Copy the listing below in full and skip every picture.

-- START Data in this exercise --

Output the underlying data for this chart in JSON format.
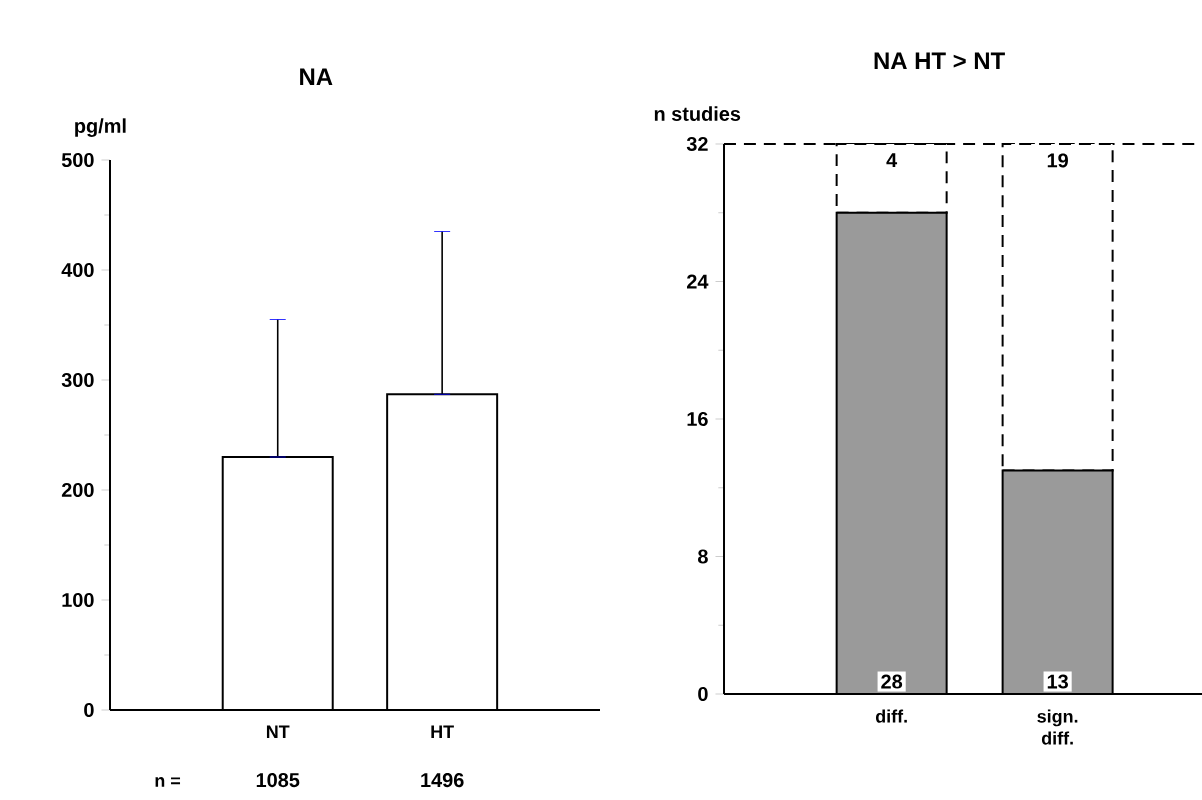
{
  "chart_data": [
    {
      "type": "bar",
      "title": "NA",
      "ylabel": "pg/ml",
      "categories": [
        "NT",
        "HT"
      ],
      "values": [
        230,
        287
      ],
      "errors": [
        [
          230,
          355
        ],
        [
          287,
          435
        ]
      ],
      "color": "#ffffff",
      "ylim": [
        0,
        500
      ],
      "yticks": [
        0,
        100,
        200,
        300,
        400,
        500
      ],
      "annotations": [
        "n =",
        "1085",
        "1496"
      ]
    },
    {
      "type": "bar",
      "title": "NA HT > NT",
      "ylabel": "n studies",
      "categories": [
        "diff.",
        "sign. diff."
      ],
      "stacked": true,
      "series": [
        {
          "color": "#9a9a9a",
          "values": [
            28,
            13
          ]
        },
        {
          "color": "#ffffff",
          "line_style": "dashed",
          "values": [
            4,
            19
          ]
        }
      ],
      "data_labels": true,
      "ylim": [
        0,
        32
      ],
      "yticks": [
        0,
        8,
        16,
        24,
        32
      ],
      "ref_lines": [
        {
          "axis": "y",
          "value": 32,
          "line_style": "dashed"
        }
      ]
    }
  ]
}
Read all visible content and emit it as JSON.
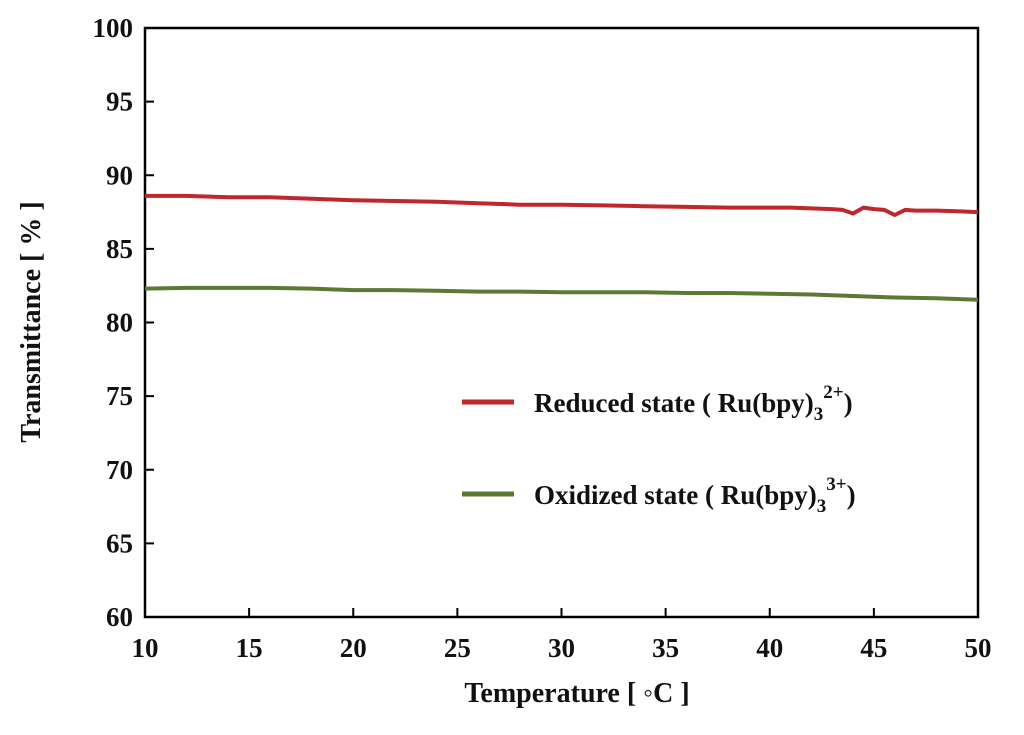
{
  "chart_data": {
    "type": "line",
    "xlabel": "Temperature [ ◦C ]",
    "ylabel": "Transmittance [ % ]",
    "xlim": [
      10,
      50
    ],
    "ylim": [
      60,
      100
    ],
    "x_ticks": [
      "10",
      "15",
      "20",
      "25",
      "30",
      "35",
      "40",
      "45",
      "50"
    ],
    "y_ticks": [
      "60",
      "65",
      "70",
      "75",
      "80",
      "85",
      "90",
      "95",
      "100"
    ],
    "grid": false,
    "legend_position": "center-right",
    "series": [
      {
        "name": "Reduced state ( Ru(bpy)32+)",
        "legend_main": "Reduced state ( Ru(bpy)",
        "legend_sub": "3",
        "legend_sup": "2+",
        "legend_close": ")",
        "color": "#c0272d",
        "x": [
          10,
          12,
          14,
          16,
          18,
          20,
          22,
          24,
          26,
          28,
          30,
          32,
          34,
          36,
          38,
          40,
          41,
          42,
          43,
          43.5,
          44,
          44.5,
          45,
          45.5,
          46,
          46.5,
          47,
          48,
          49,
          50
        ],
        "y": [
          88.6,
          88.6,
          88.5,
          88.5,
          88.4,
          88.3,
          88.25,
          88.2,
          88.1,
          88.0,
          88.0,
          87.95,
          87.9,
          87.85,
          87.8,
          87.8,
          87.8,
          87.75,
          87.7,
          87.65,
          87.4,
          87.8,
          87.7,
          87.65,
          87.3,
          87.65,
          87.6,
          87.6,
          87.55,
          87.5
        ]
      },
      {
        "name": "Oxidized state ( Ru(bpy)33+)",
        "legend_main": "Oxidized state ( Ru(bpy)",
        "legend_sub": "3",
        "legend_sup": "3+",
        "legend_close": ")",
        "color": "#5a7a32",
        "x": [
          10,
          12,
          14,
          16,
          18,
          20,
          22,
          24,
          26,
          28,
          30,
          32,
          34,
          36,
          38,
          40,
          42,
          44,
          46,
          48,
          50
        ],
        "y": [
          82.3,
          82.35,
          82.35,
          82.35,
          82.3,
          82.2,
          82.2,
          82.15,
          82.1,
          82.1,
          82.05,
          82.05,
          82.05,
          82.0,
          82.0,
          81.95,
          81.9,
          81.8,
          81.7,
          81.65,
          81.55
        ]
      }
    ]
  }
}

-- END Data in this exercise --

## Correct response
Output the underlying data for this chart in JSON format.
{
  "chart_data": [
    {
      "type": "bar",
      "title": "NA",
      "ylabel": "pg/ml",
      "categories": [
        "NT",
        "HT"
      ],
      "values": [
        230,
        287
      ],
      "errors": [
        [
          230,
          355
        ],
        [
          287,
          435
        ]
      ],
      "color": "#ffffff",
      "ylim": [
        0,
        500
      ],
      "yticks": [
        0,
        100,
        200,
        300,
        400,
        500
      ],
      "annotations": [
        "n =",
        "1085",
        "1496"
      ]
    },
    {
      "type": "bar",
      "title": "NA HT > NT",
      "ylabel": "n studies",
      "categories": [
        "diff.",
        "sign. diff."
      ],
      "stacked": true,
      "series": [
        {
          "color": "#9a9a9a",
          "values": [
            28,
            13
          ]
        },
        {
          "color": "#ffffff",
          "line_style": "dashed",
          "values": [
            4,
            19
          ]
        }
      ],
      "data_labels": true,
      "ylim": [
        0,
        32
      ],
      "yticks": [
        0,
        8,
        16,
        24,
        32
      ],
      "ref_lines": [
        {
          "axis": "y",
          "value": 32,
          "line_style": "dashed"
        }
      ]
    }
  ]
}
Read all visible content and emit it as JSON.
{
  "chart_data": {
    "type": "line",
    "xlabel": "Temperature [ ◦C ]",
    "ylabel": "Transmittance [ % ]",
    "xlim": [
      10,
      50
    ],
    "ylim": [
      60,
      100
    ],
    "x_ticks": [
      "10",
      "15",
      "20",
      "25",
      "30",
      "35",
      "40",
      "45",
      "50"
    ],
    "y_ticks": [
      "60",
      "65",
      "70",
      "75",
      "80",
      "85",
      "90",
      "95",
      "100"
    ],
    "grid": false,
    "legend_position": "center-right",
    "series": [
      {
        "name": "Reduced state ( Ru(bpy)32+)",
        "legend_main": "Reduced state ( Ru(bpy)",
        "legend_sub": "3",
        "legend_sup": "2+",
        "legend_close": ")",
        "color": "#c0272d",
        "x": [
          10,
          12,
          14,
          16,
          18,
          20,
          22,
          24,
          26,
          28,
          30,
          32,
          34,
          36,
          38,
          40,
          41,
          42,
          43,
          43.5,
          44,
          44.5,
          45,
          45.5,
          46,
          46.5,
          47,
          48,
          49,
          50
        ],
        "y": [
          88.6,
          88.6,
          88.5,
          88.5,
          88.4,
          88.3,
          88.25,
          88.2,
          88.1,
          88.0,
          88.0,
          87.95,
          87.9,
          87.85,
          87.8,
          87.8,
          87.8,
          87.75,
          87.7,
          87.65,
          87.4,
          87.8,
          87.7,
          87.65,
          87.3,
          87.65,
          87.6,
          87.6,
          87.55,
          87.5
        ]
      },
      {
        "name": "Oxidized state ( Ru(bpy)33+)",
        "legend_main": "Oxidized state ( Ru(bpy)",
        "legend_sub": "3",
        "legend_sup": "3+",
        "legend_close": ")",
        "color": "#5a7a32",
        "x": [
          10,
          12,
          14,
          16,
          18,
          20,
          22,
          24,
          26,
          28,
          30,
          32,
          34,
          36,
          38,
          40,
          42,
          44,
          46,
          48,
          50
        ],
        "y": [
          82.3,
          82.35,
          82.35,
          82.35,
          82.3,
          82.2,
          82.2,
          82.15,
          82.1,
          82.1,
          82.05,
          82.05,
          82.05,
          82.0,
          82.0,
          81.95,
          81.9,
          81.8,
          81.7,
          81.65,
          81.55
        ]
      }
    ]
  }
}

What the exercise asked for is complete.